§ Data in this exercise:

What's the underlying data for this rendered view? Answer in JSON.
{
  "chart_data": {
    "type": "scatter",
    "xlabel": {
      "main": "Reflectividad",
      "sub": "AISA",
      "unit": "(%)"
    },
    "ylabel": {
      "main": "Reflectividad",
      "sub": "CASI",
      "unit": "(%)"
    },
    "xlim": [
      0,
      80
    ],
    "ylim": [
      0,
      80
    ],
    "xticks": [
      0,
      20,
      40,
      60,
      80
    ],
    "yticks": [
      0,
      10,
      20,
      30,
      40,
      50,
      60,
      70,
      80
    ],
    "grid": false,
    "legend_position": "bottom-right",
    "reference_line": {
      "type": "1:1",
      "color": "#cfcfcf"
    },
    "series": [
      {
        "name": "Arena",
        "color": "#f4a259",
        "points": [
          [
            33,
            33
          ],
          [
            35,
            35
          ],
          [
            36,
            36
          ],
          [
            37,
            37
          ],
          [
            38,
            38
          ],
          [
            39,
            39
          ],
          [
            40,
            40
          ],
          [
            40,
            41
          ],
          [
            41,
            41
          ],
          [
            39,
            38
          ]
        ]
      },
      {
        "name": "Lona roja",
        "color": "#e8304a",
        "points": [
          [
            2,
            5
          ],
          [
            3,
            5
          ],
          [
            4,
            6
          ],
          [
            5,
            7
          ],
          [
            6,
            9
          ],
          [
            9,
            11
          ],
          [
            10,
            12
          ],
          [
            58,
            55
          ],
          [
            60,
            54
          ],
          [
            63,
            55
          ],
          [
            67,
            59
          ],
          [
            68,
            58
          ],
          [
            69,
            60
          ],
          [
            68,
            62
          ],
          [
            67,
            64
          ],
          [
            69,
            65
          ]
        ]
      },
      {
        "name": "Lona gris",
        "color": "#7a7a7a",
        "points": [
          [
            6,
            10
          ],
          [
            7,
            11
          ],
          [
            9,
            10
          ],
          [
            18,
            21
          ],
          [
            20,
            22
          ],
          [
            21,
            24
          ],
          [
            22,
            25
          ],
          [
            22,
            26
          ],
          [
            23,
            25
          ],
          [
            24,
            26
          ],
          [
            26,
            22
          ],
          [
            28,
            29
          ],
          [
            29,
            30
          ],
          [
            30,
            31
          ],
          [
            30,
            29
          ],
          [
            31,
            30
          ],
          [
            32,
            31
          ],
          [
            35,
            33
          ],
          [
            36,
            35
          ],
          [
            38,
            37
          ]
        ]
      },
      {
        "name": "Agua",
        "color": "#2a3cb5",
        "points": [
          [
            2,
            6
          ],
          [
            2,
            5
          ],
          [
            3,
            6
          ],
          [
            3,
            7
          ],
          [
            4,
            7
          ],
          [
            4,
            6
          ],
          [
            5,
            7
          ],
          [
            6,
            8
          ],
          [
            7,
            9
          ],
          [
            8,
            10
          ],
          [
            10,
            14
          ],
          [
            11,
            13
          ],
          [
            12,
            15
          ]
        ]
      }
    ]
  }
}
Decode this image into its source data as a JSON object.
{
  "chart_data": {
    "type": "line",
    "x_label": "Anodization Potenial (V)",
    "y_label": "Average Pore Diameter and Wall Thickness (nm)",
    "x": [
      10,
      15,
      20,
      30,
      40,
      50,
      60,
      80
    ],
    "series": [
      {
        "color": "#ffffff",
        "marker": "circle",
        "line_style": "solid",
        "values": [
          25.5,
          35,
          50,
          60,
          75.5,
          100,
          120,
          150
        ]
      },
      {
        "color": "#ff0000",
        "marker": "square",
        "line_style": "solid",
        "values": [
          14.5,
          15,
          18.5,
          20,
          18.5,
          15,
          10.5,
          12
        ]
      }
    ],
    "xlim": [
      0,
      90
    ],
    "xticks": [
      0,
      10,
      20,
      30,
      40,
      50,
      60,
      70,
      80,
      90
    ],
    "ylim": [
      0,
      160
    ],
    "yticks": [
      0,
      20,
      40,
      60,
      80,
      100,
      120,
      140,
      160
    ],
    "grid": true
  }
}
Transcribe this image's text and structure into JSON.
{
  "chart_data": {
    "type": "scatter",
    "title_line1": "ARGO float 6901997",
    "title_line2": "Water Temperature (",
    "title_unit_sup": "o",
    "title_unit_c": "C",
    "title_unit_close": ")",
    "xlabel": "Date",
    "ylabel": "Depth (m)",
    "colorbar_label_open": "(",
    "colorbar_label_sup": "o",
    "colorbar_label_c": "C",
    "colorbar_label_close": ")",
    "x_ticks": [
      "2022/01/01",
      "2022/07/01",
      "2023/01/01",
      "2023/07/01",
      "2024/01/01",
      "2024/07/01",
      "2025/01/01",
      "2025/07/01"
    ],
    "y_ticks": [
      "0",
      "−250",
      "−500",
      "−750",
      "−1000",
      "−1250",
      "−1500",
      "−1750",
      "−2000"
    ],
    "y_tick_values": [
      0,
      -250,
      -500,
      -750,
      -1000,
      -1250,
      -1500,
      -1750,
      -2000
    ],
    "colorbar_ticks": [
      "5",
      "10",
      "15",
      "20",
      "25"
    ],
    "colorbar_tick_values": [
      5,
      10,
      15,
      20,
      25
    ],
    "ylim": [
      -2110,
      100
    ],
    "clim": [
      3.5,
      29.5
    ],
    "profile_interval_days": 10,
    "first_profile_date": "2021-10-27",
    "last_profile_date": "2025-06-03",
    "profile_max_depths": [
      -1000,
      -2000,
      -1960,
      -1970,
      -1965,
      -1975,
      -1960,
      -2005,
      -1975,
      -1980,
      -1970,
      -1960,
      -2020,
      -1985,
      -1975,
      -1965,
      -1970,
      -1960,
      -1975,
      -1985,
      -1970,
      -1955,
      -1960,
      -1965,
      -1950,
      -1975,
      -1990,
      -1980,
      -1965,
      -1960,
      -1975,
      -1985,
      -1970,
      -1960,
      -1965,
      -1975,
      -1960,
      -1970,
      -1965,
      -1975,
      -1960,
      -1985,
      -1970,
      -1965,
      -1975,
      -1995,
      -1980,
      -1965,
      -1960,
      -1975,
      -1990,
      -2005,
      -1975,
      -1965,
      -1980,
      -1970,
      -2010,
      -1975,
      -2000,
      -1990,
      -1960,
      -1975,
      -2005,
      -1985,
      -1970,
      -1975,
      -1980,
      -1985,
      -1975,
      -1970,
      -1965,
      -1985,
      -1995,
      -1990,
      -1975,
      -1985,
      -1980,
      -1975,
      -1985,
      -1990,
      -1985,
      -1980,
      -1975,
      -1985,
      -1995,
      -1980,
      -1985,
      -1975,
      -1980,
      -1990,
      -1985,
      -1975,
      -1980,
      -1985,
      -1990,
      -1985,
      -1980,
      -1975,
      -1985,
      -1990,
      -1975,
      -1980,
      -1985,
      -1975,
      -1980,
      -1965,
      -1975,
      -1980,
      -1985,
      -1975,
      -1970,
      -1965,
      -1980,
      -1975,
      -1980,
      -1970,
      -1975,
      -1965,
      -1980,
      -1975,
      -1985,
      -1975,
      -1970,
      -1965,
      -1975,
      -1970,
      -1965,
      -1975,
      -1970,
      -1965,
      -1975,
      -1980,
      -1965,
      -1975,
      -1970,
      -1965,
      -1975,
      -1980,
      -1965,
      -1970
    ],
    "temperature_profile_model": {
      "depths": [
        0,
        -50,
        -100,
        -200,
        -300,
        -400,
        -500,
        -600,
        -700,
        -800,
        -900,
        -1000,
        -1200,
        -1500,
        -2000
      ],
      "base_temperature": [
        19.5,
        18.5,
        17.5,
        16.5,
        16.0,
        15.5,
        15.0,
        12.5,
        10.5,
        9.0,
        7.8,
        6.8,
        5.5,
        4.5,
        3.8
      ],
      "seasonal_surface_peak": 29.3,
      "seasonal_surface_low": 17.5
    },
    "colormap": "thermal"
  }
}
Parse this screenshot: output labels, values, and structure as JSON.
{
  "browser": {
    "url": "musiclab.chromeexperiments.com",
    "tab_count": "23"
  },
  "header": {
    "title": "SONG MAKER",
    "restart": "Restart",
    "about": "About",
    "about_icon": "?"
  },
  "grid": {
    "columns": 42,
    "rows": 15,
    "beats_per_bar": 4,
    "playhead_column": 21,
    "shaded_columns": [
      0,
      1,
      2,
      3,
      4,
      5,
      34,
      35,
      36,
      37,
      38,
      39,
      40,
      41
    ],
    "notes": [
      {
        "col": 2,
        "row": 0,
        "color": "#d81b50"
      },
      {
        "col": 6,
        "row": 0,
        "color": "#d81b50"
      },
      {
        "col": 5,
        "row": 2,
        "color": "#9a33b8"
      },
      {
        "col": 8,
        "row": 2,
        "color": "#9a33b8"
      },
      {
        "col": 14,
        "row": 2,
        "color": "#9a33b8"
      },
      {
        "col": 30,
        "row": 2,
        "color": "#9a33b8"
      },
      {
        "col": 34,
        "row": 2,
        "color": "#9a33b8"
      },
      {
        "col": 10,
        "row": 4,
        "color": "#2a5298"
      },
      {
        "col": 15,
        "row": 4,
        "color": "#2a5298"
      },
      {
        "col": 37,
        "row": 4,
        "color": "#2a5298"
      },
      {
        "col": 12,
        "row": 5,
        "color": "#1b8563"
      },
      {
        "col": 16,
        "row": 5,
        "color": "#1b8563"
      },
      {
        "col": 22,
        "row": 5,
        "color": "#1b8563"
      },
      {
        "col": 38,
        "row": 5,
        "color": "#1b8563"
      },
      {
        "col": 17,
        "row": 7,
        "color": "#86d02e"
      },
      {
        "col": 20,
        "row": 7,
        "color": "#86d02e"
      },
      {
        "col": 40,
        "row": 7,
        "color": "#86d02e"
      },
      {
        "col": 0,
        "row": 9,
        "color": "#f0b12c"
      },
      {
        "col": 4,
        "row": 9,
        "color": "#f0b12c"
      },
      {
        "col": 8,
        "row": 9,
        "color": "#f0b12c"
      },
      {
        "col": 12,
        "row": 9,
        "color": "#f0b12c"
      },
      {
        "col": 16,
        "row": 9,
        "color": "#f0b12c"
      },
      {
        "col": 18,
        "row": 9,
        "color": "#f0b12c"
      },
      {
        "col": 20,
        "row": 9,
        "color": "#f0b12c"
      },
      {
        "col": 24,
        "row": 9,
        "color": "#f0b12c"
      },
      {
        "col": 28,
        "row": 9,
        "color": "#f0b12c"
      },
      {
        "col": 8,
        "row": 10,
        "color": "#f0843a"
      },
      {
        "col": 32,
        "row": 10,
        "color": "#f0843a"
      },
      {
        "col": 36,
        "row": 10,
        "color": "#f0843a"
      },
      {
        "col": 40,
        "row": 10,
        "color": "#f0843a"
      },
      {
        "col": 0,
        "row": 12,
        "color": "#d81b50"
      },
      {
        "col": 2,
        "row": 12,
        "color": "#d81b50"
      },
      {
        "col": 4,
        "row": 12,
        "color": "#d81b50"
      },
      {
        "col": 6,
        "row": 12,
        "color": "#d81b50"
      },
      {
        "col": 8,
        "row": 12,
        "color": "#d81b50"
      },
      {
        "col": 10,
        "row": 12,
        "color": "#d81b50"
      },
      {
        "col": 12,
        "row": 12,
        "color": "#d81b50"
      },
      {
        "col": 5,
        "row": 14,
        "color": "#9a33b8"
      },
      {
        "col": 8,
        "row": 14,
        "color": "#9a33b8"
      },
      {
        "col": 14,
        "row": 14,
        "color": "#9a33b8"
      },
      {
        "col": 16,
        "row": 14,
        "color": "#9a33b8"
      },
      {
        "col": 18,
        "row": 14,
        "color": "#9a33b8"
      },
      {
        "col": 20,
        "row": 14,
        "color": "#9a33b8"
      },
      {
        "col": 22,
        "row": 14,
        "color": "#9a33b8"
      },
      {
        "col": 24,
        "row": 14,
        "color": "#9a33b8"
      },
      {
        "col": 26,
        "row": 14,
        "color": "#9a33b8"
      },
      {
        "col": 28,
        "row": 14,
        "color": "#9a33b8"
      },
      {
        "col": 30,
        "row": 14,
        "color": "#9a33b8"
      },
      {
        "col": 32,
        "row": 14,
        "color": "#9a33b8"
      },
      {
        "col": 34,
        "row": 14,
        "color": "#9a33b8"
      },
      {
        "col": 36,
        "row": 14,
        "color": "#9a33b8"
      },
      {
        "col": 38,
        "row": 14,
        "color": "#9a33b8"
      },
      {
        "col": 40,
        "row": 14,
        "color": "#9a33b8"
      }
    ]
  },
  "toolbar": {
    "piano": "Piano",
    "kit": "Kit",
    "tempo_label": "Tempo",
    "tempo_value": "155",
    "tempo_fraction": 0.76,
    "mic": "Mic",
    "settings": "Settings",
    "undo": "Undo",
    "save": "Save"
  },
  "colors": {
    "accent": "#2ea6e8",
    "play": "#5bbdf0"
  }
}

§ Problem details: Take each line containing the string "name" and copy it out.

§ Reply:
        "name": "Arena",
        "name": "Lona roja",
        "name": "Lona gris",
        "name": "Agua",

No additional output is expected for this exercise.